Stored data

---*---

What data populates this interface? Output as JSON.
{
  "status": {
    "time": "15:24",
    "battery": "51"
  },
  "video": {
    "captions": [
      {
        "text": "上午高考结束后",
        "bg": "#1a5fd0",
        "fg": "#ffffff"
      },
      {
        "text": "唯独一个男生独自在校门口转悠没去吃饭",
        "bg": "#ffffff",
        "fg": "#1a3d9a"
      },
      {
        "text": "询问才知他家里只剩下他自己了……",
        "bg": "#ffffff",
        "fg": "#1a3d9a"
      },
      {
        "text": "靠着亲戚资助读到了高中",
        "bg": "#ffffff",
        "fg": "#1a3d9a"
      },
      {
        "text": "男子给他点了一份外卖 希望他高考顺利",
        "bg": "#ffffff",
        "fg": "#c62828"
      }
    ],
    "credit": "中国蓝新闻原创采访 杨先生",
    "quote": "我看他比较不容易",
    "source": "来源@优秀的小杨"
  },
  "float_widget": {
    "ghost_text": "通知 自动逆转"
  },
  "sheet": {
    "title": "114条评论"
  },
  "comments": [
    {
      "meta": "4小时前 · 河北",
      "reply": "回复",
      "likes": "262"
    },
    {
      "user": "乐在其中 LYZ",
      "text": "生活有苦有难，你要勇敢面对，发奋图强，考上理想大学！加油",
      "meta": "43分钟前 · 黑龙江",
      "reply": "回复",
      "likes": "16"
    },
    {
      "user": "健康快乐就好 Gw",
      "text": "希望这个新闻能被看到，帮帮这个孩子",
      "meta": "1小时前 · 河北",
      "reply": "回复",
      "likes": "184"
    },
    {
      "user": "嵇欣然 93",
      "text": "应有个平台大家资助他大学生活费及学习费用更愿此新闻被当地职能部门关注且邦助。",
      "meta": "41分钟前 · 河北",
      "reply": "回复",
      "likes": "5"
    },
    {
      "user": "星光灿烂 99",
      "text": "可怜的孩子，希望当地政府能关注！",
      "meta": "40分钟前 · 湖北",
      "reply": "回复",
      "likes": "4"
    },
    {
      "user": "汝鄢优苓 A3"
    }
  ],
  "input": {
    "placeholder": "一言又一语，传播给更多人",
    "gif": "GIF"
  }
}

---*---

List the lines that contain the word "meta".

      "meta": "4小时前 · 河北",
      "meta": "43分钟前 · 黑龙江",
      "meta": "1小时前 · 河北",
      "meta": "41分钟前 · 河北",
      "meta": "40分钟前 · 湖北",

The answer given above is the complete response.